[Records for this task]:
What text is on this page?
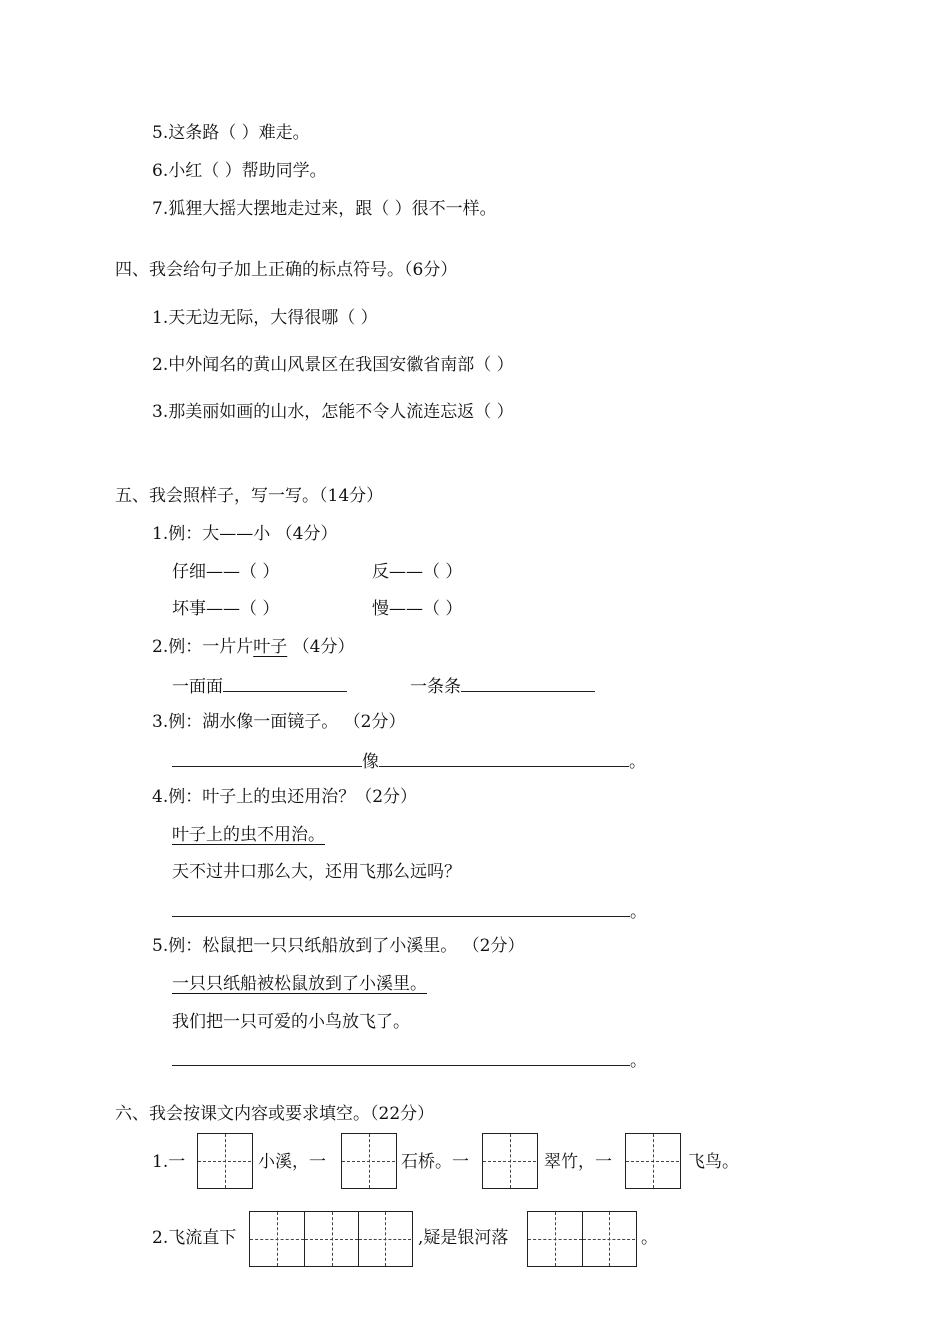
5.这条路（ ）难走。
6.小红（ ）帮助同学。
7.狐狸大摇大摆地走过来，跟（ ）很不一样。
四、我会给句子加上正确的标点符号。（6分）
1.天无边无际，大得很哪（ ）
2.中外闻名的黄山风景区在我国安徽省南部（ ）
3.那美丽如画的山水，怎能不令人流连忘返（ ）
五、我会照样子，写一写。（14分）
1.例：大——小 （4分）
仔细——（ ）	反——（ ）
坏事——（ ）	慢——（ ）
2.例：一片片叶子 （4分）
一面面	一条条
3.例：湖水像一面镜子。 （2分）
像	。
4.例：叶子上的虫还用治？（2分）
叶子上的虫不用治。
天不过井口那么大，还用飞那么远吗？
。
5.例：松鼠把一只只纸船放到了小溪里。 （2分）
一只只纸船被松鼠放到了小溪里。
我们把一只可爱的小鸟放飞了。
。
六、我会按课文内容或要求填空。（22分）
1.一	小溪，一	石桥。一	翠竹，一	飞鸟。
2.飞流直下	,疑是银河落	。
---
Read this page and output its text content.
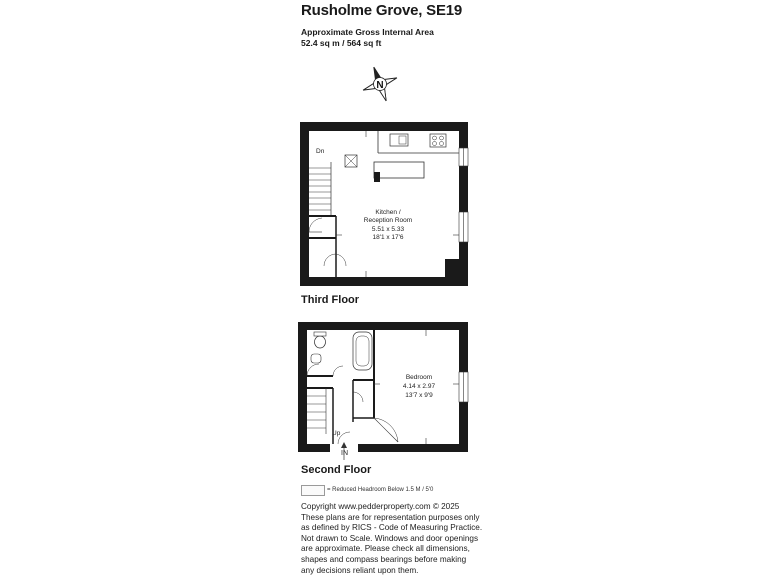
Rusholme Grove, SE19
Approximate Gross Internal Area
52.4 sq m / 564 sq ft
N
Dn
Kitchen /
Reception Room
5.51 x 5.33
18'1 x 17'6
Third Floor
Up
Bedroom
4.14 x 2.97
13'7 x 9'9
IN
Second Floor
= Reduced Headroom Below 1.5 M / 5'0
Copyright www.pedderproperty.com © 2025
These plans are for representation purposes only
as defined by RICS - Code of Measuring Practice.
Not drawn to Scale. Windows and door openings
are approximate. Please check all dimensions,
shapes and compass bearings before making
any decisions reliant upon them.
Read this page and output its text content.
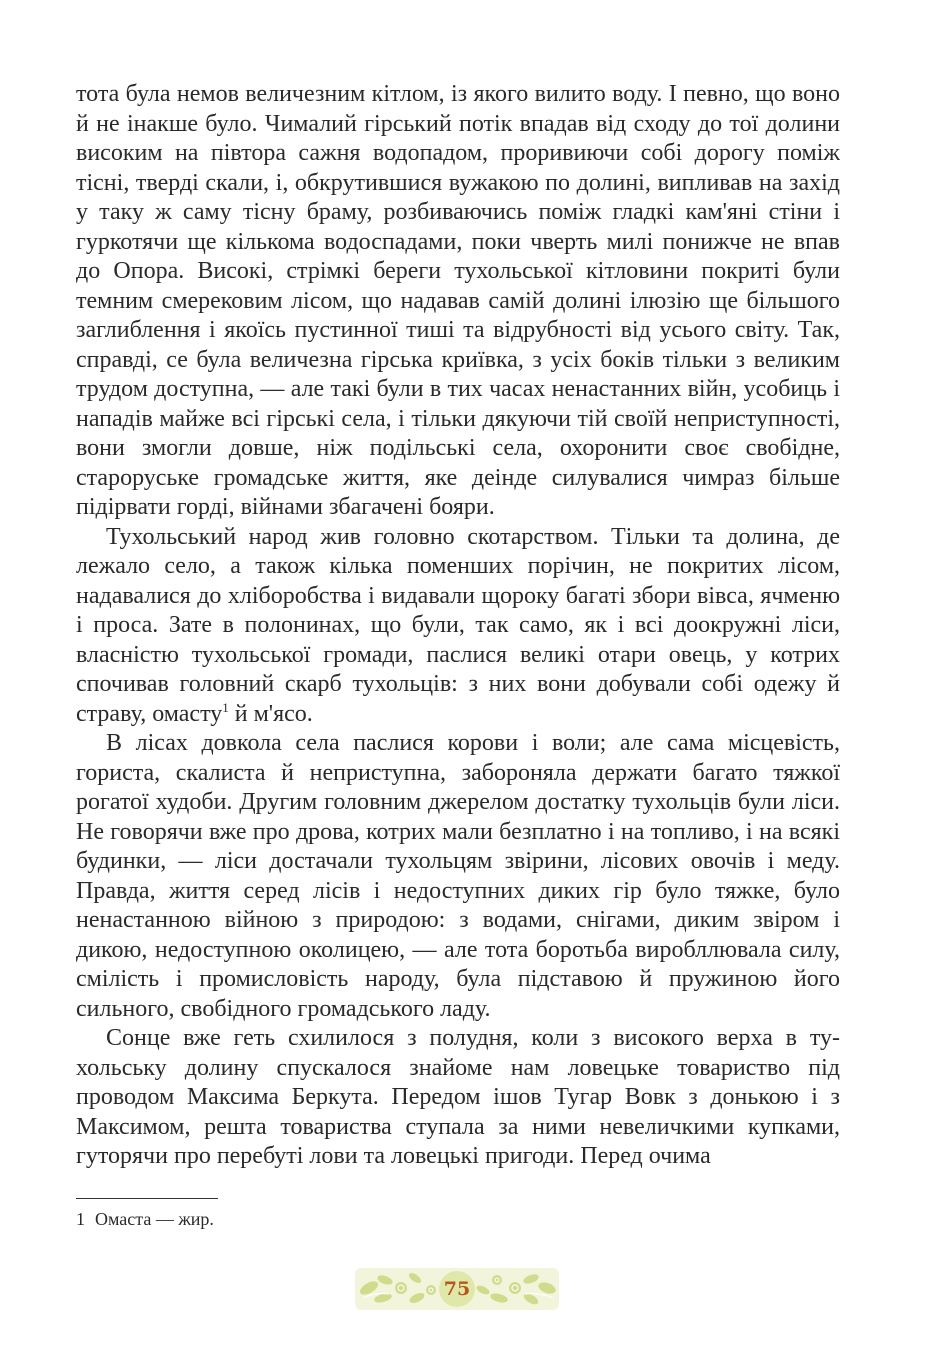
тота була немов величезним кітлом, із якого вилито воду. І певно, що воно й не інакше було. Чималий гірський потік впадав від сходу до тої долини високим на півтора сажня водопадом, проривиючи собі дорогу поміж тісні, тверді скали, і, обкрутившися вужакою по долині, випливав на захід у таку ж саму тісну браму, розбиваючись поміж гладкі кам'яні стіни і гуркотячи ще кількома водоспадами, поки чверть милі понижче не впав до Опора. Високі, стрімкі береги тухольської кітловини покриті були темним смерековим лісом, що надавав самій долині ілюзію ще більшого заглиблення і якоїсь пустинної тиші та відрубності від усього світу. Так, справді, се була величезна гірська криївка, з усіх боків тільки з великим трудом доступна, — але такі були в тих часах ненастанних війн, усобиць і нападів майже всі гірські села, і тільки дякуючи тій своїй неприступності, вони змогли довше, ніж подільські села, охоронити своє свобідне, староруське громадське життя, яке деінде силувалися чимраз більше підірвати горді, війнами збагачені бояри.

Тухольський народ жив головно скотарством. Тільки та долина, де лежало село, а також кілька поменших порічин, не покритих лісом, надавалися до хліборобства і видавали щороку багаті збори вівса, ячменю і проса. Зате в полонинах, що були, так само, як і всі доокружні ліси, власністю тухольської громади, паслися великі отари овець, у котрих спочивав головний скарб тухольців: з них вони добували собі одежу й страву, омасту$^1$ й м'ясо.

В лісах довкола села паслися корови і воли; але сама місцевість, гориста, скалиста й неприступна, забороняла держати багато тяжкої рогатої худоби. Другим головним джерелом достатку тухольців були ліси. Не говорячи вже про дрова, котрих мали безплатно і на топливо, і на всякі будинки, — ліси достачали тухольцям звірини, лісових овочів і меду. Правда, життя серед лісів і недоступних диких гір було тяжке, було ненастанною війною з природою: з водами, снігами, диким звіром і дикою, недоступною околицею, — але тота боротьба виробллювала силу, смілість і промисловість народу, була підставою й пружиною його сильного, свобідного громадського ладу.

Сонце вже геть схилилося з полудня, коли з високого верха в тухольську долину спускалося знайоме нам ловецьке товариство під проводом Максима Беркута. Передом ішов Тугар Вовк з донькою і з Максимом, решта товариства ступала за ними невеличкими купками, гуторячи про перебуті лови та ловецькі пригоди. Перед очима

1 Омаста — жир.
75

[Goal of the exercise]: Check each line of the records for the string "села" and state how many lines contain it. Give only the number.

[Answer to this task]: 2